* _Exercise objective_
Reproduce each of the rows below verbatim, in the same order and with every character unchanged.

* _Data entries_
* Begin *
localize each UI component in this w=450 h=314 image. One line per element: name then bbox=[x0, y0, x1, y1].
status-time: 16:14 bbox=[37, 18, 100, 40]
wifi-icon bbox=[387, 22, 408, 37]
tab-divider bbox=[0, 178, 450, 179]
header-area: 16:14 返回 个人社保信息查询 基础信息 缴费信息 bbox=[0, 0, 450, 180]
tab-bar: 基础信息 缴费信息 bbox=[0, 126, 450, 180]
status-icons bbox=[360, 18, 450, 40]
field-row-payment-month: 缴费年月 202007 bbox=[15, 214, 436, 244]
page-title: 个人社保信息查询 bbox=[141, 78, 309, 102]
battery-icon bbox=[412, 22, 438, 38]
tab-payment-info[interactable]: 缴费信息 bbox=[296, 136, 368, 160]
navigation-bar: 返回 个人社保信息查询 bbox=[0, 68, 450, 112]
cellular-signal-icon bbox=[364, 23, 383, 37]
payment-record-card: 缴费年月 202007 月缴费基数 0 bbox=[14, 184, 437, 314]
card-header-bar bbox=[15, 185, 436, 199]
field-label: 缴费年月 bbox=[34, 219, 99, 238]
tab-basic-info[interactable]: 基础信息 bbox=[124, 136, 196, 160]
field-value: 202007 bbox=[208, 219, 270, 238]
* End *
* _The reply_
localize each UI component in this w=450 h=314 image. One line per element: name then bbox=[x0, y0, x1, y1].
status-time: 16:14 bbox=[37, 18, 100, 40]
wifi-icon bbox=[387, 22, 408, 37]
tab-divider bbox=[0, 178, 450, 179]
header-area: 16:14 返回 个人社保信息查询 基础信息 缴费信息 bbox=[0, 0, 450, 180]
tab-bar: 基础信息 缴费信息 bbox=[0, 126, 450, 180]
status-icons bbox=[360, 18, 450, 40]
field-row-payment-month: 缴费年月 202007 bbox=[15, 214, 436, 244]
page-title: 个人社保信息查询 bbox=[141, 78, 309, 102]
battery-icon bbox=[412, 22, 438, 38]
tab-payment-info[interactable]: 缴费信息 bbox=[296, 136, 368, 160]
navigation-bar: 返回 个人社保信息查询 bbox=[0, 68, 450, 112]
cellular-signal-icon bbox=[364, 23, 383, 37]
payment-record-card: 缴费年月 202007 月缴费基数 0 bbox=[14, 184, 437, 314]
card-header-bar bbox=[15, 185, 436, 199]
field-label: 缴费年月 bbox=[34, 219, 99, 238]
tab-basic-info[interactable]: 基础信息 bbox=[124, 136, 196, 160]
field-value: 202007 bbox=[208, 219, 270, 238]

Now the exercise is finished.